IHRE AUFGABE
Übertragen Sie die gesamte nachstehende Auflistung Zeile für Zeile ohne jede Änderung.

Bounding-Box-Annotationen:
++++

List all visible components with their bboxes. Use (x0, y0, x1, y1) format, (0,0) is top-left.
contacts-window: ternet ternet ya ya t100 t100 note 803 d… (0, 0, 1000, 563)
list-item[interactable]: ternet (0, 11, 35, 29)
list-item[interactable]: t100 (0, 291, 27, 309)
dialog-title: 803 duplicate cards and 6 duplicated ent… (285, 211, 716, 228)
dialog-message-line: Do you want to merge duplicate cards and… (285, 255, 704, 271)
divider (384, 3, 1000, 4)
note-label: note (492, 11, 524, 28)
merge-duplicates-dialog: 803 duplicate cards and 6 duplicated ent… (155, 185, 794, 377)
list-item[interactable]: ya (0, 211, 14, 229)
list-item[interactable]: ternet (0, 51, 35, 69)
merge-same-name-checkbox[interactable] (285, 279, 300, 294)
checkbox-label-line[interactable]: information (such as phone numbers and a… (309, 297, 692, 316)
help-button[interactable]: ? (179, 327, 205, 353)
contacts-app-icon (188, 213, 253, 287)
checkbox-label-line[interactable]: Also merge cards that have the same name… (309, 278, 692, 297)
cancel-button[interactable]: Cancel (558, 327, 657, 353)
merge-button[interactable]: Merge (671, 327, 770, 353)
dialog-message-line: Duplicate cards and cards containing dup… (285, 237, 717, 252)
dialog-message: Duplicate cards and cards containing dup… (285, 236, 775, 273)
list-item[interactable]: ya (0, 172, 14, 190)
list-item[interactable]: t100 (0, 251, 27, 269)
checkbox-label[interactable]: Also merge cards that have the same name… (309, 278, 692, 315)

++++

VOLLSTÄNDIGE ANTWORT
List all visible components with their bboxes. Use (x0, y0, x1, y1) format, (0,0) is top-left.
contacts-window: ternet ternet ya ya t100 t100 note 803 d… (0, 0, 1000, 563)
list-item[interactable]: ternet (0, 11, 35, 29)
list-item[interactable]: t100 (0, 291, 27, 309)
dialog-title: 803 duplicate cards and 6 duplicated ent… (285, 211, 716, 228)
dialog-message-line: Do you want to merge duplicate cards and… (285, 255, 704, 271)
divider (384, 3, 1000, 4)
note-label: note (492, 11, 524, 28)
merge-duplicates-dialog: 803 duplicate cards and 6 duplicated ent… (155, 185, 794, 377)
list-item[interactable]: ya (0, 211, 14, 229)
list-item[interactable]: ternet (0, 51, 35, 69)
merge-same-name-checkbox[interactable] (285, 279, 300, 294)
checkbox-label-line[interactable]: information (such as phone numbers and a… (309, 297, 692, 316)
help-button[interactable]: ? (179, 327, 205, 353)
contacts-app-icon (188, 213, 253, 287)
checkbox-label-line[interactable]: Also merge cards that have the same name… (309, 278, 692, 297)
cancel-button[interactable]: Cancel (558, 327, 657, 353)
merge-button[interactable]: Merge (671, 327, 770, 353)
dialog-message-line: Duplicate cards and cards containing dup… (285, 237, 717, 252)
dialog-message: Duplicate cards and cards containing dup… (285, 236, 775, 273)
list-item[interactable]: ya (0, 172, 14, 190)
list-item[interactable]: t100 (0, 251, 27, 269)
checkbox-label[interactable]: Also merge cards that have the same name… (309, 278, 692, 315)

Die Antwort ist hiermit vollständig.